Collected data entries
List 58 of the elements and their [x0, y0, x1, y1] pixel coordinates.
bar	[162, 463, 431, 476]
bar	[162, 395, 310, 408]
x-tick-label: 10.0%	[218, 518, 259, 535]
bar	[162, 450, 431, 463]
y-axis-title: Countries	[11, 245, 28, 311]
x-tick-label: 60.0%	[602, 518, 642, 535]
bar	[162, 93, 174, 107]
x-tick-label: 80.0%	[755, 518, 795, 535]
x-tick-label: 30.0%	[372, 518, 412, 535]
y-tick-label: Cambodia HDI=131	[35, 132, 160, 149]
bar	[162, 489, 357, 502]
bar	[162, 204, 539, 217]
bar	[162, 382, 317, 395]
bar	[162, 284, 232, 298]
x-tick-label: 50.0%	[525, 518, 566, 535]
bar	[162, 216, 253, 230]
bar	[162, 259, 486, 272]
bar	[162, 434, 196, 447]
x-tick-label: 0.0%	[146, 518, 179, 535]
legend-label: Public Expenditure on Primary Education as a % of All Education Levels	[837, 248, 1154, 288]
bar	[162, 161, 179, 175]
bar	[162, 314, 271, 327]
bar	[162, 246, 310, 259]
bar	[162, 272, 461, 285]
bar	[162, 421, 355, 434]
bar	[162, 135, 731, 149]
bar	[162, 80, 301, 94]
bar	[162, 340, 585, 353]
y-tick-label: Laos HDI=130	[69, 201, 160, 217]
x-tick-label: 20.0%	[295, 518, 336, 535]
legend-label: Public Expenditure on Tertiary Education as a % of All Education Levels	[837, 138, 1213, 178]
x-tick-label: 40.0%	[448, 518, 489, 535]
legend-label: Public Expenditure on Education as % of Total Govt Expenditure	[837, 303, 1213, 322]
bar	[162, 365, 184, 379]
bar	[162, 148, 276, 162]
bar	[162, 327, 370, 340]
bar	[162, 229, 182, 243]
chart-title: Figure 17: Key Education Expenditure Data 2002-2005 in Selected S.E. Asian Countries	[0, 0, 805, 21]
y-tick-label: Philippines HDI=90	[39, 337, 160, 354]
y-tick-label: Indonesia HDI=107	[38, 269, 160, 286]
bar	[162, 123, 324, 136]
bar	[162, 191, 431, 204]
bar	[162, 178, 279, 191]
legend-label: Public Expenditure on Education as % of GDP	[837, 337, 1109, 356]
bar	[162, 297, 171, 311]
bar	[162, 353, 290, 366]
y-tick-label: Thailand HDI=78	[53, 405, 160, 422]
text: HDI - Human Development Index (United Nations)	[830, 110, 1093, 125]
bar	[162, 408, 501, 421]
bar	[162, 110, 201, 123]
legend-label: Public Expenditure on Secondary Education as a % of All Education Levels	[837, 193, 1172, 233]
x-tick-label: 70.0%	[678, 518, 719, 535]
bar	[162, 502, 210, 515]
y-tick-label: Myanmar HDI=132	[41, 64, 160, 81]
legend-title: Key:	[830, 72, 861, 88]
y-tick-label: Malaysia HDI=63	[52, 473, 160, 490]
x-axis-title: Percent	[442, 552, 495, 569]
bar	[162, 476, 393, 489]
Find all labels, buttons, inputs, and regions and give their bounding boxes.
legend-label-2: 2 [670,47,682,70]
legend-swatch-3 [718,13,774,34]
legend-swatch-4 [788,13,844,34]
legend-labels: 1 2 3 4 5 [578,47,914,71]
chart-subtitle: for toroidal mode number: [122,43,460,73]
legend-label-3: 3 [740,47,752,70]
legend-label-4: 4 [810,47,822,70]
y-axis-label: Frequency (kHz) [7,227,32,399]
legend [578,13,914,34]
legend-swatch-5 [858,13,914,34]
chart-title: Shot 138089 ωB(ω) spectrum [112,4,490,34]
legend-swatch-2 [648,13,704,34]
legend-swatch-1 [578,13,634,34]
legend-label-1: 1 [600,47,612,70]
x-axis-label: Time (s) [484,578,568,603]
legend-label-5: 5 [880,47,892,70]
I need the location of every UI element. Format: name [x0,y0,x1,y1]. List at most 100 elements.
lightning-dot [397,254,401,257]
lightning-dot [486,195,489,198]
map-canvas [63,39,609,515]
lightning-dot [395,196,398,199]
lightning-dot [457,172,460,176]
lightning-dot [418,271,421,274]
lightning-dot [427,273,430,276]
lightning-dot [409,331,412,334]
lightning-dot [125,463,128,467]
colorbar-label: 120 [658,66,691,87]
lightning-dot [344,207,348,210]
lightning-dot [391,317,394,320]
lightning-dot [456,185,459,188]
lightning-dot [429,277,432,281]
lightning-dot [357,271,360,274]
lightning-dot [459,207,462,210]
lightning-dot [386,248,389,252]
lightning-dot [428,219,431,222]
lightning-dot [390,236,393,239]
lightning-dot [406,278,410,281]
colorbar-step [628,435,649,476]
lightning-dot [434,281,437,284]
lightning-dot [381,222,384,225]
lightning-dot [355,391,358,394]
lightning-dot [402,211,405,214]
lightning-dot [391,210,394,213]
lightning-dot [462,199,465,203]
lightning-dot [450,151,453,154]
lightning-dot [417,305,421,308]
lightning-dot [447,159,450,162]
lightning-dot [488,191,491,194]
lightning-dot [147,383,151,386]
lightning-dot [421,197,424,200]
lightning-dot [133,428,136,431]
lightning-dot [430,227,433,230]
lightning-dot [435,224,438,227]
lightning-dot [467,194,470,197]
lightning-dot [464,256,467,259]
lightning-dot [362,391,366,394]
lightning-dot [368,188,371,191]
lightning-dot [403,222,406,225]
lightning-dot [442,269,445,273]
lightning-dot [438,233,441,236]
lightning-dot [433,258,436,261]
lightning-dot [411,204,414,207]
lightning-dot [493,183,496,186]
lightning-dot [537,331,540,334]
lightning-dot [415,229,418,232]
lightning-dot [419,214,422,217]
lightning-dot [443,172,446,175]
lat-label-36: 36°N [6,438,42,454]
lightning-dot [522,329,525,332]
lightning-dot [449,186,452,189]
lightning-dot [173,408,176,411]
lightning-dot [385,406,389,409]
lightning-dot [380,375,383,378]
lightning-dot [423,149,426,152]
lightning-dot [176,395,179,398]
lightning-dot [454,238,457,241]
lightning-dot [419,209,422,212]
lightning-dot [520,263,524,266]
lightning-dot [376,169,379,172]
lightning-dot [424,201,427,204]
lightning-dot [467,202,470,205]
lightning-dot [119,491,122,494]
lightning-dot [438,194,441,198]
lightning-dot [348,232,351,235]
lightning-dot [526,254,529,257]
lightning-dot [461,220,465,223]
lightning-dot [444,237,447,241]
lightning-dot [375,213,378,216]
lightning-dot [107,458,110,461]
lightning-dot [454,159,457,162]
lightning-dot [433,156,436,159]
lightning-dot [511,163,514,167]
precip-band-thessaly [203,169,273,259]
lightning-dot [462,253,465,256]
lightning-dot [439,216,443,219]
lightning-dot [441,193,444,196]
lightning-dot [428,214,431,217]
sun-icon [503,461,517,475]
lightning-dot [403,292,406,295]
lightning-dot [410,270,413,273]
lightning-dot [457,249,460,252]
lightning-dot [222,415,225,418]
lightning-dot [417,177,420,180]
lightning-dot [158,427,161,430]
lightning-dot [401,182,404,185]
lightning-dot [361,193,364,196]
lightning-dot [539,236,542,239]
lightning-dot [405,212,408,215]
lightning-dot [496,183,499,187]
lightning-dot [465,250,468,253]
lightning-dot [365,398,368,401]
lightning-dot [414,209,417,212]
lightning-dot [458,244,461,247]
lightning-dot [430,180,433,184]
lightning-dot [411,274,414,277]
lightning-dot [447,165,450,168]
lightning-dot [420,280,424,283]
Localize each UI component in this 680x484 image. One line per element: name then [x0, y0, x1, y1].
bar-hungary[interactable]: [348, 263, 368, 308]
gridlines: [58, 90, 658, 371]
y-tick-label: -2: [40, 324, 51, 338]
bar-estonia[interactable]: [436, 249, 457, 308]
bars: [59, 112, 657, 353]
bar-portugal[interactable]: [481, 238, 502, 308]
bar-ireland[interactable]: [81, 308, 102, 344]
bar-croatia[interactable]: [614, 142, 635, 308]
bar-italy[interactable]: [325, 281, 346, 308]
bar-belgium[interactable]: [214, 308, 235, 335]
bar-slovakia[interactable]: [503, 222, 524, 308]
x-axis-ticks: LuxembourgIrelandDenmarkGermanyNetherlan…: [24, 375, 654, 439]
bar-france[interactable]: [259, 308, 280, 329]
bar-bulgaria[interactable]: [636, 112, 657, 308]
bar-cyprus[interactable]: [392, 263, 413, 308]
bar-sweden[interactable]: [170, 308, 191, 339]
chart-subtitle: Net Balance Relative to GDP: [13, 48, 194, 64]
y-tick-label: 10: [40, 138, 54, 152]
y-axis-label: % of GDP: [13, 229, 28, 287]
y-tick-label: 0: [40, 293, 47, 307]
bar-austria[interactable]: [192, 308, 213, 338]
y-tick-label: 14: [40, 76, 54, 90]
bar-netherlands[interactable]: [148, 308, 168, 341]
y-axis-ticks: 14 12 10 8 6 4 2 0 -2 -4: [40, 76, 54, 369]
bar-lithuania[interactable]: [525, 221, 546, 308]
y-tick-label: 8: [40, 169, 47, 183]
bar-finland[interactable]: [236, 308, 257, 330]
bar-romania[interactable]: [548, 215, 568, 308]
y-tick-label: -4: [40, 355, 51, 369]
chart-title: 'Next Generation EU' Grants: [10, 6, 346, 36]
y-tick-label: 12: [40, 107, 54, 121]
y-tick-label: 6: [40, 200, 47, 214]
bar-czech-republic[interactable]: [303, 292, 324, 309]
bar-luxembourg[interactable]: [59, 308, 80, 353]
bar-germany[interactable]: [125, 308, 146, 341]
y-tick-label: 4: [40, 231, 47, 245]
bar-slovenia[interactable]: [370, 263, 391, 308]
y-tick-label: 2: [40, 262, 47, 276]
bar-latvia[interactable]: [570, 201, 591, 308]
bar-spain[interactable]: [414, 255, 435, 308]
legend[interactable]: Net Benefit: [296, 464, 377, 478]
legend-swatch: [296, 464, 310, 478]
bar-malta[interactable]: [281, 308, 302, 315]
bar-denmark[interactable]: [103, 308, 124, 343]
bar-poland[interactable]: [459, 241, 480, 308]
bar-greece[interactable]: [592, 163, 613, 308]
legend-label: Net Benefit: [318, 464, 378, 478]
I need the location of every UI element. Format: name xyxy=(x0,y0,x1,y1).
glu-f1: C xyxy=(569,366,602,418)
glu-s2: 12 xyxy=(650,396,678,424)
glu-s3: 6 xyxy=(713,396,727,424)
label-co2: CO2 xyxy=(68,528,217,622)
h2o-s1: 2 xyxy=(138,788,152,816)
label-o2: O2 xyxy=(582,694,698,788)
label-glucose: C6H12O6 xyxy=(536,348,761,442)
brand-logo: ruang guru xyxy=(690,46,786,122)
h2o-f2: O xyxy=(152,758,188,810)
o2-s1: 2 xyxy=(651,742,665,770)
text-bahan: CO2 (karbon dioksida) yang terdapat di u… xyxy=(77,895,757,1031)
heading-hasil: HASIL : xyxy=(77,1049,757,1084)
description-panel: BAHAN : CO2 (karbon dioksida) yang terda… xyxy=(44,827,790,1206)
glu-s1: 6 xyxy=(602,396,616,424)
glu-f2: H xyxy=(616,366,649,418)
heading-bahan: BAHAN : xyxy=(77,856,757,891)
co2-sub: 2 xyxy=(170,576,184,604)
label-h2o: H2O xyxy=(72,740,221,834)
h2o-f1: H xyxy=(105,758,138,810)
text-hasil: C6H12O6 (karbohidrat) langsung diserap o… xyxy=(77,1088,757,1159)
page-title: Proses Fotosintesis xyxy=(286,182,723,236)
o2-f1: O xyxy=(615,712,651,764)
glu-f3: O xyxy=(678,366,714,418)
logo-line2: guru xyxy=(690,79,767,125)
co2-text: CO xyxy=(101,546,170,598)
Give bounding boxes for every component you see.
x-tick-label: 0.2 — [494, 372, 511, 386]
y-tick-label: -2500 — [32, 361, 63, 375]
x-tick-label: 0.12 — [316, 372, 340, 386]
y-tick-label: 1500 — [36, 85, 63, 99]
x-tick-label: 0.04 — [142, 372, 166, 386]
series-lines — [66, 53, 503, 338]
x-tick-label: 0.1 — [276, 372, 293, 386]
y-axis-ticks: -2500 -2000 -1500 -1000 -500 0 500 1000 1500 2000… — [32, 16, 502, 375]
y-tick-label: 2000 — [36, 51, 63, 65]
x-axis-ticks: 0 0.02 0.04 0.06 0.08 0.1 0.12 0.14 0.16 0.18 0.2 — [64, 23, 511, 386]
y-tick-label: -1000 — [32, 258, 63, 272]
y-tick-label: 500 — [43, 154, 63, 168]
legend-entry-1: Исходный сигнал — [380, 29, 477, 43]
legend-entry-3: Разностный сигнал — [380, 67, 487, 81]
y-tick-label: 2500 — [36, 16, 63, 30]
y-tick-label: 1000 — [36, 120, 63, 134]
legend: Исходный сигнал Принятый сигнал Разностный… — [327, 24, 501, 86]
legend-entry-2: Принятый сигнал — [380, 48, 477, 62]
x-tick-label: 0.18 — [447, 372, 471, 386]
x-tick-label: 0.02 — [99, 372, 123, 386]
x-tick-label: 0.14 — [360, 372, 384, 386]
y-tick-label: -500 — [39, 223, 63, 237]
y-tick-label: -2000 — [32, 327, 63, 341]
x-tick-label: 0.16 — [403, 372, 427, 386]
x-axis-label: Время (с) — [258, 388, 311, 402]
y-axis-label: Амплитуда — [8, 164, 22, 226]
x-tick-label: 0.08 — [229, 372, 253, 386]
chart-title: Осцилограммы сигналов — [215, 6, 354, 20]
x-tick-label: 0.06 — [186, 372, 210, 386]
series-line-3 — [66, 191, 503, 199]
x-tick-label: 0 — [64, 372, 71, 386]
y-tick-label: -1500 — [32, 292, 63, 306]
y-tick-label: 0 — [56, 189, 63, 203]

What this task involves — Update the material from its first line through the line containing "204, 539, 217]", replacing "Countries" with "Nations" and leaving everything else unchanged.

Complete output —
List 58 of the elements and their [x0, y0, x1, y1] pixel coordinates.
bar	[162, 463, 431, 476]
bar	[162, 395, 310, 408]
x-tick-label: 10.0%	[218, 518, 259, 535]
bar	[162, 450, 431, 463]
y-axis-title: Nations	[11, 245, 28, 311]
x-tick-label: 60.0%	[602, 518, 642, 535]
bar	[162, 93, 174, 107]
x-tick-label: 80.0%	[755, 518, 795, 535]
x-tick-label: 30.0%	[372, 518, 412, 535]
y-tick-label: Cambodia HDI=131	[35, 132, 160, 149]
bar	[162, 489, 357, 502]
bar	[162, 204, 539, 217]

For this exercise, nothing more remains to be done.